## Énoncé écrit 1:
D'après le texte sur la carte scolaire, pourquoi les chiffres mis en avant sur le contournement de la carte scolaire sont-ils largement supérieurs à la part réelle des dérogations ?

---------- Texte du document

En France, le débat sur la carte scolaire vient de prendre un tournant avec l’annonce officielle de la disparition de la carte scolaire en trois ans. Parmi les arguments avancés pour justifier la mise à mort de la carte, on nous dit qu’elle n’est de toute façon pas respectée, et ce par certaines familles favorisées, ce qui entraînerait des inégalités sociales. Qu’en est-il ?
On ne peut nier que, dans certaines configurations urbaines notamment, certaines familles essaient d’échapper à l’établissement de leur secteur. Mais il y a, il me semble, une sur-médiatisation du phénomène de contournement de la carte scolaire. Prenons le cas du collège par exemple. A Paris, par exemple qui connaît pourtant dans certains arrondissements un contexte critique, selon une étude de la DEPP de 2005, le nombre de demandes de dérogations atteint 16% des nouveaux entrants en 6ème. 60% d’entre elles sont acceptées. De façon générale, en France, les dérogations demeurent minoritaires : seul un collégien sur dix est aujourd’hui hors secteur (DEPP, 2001). Or, les chiffres qui sont mis en avant quand on parle de contournement scolaire sont largement supérieurs. Pourquoi ? Parce qu’ils intègrent, dans la comptabilisation des détournements de la carte scolaire, l’ensemble des effectifs du secteur privé, comme si toutes les familles qui inscrivent leurs enfants dans le privé le faisaient pour contourner la carte scolaire. Or, par exemple, à Paris, 70% des effectifs entrant en 6ème dans le privé proviennent de ce même réseau. Il est donc difficile d’assurer que l’inscription dans le privé de l’ensemble de ces élèves résulte de stratégies parentales de contournement. Cette comptabilisation est abusive et induit l’opinion publique en erreur. Par contre, il serait nécessaire de disposer à la fois de recherches quantifiant mieux le phénomène du hors-secteur et d’un bilan sur les expérimentations d’assouplissement de la carte scolaire conduites au niveau académique. Bref, il nous faut aujourd’hui un état des lieux sérieux conduit à un niveau national.
Les sondages ne montrent-ils pas que les Français sont demandeurs d’une suppression de la carte scolaire ?
Les résultats des différents sondages montrent que leur position sur le sujet n’est pas stabilisée. Par exemple, dans un sondage IFOP pour Valeurs Actuelles, 73% des sondés sont favorables à la suppression de la carte scolaire « afin que les parents puissent inscrire leurs enfants dans l’établissement de leur choix » (septembre 2006, 957 personnes interviewées). Un sondage récent du Parisien va dans le même sens. A l’opposé, dans un sondage HL2 pour 20 minutes, 50% des sondés trouvent que « la carte scolaire est une bonne chose : elle favorise la diversité sociale au sein d’un même établissement » alors qu’ils ne sont que 42% à affirmer qu’elle est « une mauvaise chose : les élèves ne peuvent pas demander l’établissement de leur choix. » (sondage septembre 2006, 1049 personnes). En fonction de la formulation du sondage, les Français oscillent entre le souhait de davantage de liberté et le souci de la mixité sociale. Le sondage HL2 pose une autre question qui permet de relativiser l’importance accordée par les Français à une réforme de la carte scolaire. Quand on leur présente une série de réformes qui sont censées « améliorer la qualité de l’enseignement », ils ne sont que 6% à penser que, pour attendre cet objectif, il faut « mieux gérer la carte scolaire ». Les Français ne semblent pas faire de lien entre l’amélioration de la qualité de l’enseignement et la réforme de la sectorisation. Mes recherches sont dans ce sens.

--------------------

## Énoncé écrit 2:
Citez mot pour mot chacune des entrées ci-dessous, sans en omettre aucune.

---------- Données de l'exercice

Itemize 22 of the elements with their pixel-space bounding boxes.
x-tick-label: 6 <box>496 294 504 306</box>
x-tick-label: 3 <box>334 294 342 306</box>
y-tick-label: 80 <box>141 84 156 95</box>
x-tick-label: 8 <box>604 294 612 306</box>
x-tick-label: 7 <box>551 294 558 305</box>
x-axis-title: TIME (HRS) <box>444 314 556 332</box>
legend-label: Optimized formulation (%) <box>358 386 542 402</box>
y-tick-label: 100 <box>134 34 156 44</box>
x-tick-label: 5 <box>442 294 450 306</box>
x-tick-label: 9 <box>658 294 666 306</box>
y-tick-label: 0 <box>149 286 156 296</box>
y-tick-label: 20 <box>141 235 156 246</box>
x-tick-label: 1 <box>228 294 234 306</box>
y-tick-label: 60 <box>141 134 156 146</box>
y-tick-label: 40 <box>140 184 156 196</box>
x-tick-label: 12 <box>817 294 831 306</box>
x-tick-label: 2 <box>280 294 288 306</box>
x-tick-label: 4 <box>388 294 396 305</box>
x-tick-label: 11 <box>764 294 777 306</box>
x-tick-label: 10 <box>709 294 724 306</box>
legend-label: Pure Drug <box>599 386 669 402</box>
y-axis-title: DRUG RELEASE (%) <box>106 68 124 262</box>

--------------------

## Corrigé de l'exercice 1:
Ces chiffres comptent l'ensemble des effectifs du secteur privé parmi les détournements de la carte scolaire, comme si toutes les familles qui inscrivent leurs enfants dans le privé le faisaient pour contourner la carte. Or, à Paris par exemple, 70 % des élèves entrant en 6e dans le privé proviennent de ce même réseau. Cette comptabilisation est donc abusive.

## Corrigé de l'exercice 2:
Itemize 22 of the elements with their pixel-space bounding boxes.
x-tick-label: 6 <box>496 294 504 306</box>
x-tick-label: 3 <box>334 294 342 306</box>
y-tick-label: 80 <box>141 84 156 95</box>
x-tick-label: 8 <box>604 294 612 306</box>
x-tick-label: 7 <box>551 294 558 305</box>
x-axis-title: TIME (HRS) <box>444 314 556 332</box>
legend-label: Optimized formulation (%) <box>358 386 542 402</box>
y-tick-label: 100 <box>134 34 156 44</box>
x-tick-label: 5 <box>442 294 450 306</box>
x-tick-label: 9 <box>658 294 666 306</box>
y-tick-label: 0 <box>149 286 156 296</box>
y-tick-label: 20 <box>141 235 156 246</box>
x-tick-label: 1 <box>228 294 234 306</box>
y-tick-label: 60 <box>141 134 156 146</box>
y-tick-label: 40 <box>140 184 156 196</box>
x-tick-label: 12 <box>817 294 831 306</box>
x-tick-label: 2 <box>280 294 288 306</box>
x-tick-label: 4 <box>388 294 396 305</box>
x-tick-label: 11 <box>764 294 777 306</box>
x-tick-label: 10 <box>709 294 724 306</box>
legend-label: Pure Drug <box>599 386 669 402</box>
y-axis-title: DRUG RELEASE (%) <box>106 68 124 262</box>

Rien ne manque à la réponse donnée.